**Request:** Locate every line that holds the string "upper" and copy it.

**Input data:**
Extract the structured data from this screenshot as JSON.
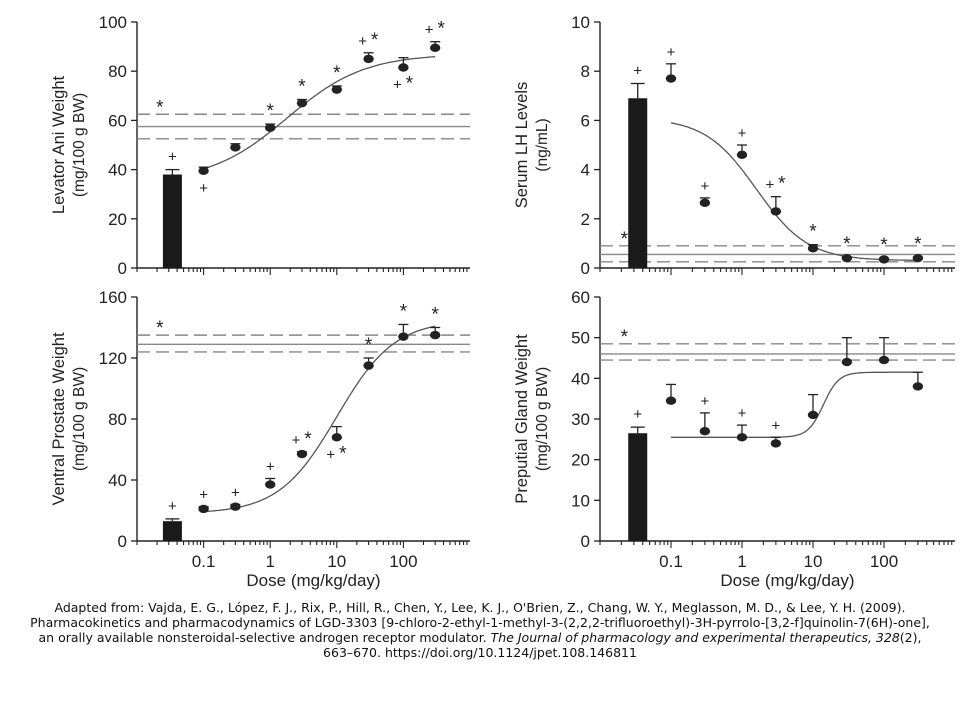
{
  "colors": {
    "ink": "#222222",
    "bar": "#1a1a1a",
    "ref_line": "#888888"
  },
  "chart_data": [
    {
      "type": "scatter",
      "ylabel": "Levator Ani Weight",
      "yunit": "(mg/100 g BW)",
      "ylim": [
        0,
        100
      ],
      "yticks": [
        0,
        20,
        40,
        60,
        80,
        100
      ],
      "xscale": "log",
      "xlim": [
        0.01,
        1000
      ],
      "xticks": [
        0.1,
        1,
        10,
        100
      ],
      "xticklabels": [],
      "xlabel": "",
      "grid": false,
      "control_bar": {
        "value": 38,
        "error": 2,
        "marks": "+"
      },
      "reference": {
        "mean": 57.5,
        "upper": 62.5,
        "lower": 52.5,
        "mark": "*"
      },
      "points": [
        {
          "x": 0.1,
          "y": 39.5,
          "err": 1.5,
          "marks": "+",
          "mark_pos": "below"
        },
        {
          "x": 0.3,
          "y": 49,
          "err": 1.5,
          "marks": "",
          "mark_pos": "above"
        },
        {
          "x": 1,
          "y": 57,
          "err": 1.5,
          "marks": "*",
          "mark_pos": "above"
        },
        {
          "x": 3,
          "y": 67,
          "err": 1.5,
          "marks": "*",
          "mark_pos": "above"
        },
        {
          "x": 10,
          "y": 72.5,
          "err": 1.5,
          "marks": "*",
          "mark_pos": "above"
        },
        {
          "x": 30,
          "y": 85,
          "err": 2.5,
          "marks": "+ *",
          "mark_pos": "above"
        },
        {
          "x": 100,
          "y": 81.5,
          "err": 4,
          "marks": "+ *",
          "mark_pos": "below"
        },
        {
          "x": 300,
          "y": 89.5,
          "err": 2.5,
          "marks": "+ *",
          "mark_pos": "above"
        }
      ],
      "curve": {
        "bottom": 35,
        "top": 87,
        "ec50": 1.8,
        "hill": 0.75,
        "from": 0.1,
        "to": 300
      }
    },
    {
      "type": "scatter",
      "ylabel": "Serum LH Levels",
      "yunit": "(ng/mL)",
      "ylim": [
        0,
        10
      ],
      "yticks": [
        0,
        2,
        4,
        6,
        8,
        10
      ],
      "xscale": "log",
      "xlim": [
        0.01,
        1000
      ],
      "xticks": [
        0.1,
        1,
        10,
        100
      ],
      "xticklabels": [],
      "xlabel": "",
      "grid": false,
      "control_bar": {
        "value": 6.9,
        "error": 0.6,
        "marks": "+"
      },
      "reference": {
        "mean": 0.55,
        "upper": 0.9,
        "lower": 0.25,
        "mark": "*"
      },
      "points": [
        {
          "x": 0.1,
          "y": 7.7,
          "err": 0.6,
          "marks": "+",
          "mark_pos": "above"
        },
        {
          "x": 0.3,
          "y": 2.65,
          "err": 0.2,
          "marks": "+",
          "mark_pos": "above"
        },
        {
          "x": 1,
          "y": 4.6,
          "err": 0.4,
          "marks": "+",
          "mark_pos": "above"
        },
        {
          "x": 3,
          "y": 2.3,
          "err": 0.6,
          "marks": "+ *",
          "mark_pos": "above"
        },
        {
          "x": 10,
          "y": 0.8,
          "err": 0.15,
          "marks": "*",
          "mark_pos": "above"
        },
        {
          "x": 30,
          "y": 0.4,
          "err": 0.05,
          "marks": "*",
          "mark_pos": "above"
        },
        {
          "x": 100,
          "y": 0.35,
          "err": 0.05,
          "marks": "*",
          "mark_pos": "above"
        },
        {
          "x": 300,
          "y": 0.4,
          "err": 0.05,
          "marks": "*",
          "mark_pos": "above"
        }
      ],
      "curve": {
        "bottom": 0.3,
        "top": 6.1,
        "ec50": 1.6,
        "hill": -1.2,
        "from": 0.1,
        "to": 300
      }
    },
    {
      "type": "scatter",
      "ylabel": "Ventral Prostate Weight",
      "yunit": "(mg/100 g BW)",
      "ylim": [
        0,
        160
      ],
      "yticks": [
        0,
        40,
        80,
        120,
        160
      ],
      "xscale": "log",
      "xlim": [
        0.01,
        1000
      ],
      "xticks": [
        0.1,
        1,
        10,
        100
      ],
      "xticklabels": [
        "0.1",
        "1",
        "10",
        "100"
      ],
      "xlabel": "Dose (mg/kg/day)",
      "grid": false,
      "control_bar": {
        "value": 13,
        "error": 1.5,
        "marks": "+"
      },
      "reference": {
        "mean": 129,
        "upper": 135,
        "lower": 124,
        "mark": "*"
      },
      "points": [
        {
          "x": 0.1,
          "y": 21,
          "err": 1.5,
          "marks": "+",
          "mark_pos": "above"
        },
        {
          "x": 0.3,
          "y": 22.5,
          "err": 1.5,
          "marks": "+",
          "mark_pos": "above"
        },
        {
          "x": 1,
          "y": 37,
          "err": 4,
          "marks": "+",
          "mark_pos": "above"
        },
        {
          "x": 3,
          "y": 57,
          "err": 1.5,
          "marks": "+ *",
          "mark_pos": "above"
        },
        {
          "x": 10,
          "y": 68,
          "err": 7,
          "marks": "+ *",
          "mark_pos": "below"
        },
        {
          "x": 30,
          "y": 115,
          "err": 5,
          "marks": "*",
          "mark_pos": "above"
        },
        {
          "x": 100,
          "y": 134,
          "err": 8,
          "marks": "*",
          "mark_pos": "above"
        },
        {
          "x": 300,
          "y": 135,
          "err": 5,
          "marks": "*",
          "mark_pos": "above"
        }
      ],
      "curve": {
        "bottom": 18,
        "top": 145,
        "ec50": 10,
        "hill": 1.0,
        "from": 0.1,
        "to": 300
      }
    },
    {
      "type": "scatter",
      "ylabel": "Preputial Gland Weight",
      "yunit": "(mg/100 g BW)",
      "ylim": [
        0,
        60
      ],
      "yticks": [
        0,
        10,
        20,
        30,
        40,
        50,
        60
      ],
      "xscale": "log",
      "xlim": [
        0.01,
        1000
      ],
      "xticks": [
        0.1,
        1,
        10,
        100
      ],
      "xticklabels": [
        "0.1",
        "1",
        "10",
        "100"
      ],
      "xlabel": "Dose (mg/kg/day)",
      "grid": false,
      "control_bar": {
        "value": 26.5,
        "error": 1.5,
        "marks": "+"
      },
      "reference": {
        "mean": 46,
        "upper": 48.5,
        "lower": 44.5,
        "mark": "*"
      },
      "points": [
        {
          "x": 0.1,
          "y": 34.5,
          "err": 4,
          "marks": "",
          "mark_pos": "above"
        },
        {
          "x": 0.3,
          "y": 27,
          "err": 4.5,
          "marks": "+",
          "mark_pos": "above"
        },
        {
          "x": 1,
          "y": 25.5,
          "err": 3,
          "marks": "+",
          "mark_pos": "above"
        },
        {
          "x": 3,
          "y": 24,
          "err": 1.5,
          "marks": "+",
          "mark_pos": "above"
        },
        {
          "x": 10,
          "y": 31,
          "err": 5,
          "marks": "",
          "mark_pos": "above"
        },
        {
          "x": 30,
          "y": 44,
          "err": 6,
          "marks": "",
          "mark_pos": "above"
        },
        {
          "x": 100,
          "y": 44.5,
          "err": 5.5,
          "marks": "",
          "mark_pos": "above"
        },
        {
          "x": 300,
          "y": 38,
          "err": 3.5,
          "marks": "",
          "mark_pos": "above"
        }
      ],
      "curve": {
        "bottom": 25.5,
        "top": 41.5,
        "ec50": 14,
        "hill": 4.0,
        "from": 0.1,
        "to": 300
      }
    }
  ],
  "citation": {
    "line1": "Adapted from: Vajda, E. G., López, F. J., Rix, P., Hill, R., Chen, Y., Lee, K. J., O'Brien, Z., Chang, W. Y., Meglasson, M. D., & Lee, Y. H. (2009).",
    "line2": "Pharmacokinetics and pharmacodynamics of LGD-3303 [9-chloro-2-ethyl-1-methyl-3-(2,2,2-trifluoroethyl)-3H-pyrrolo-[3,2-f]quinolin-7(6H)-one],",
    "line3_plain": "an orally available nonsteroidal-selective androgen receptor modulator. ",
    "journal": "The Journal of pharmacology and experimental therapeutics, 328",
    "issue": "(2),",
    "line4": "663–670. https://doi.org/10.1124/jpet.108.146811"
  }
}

**Output for this task:**
        "upper": 62.5,
        "upper": 0.9,
        "upper": 135,
        "upper": 48.5,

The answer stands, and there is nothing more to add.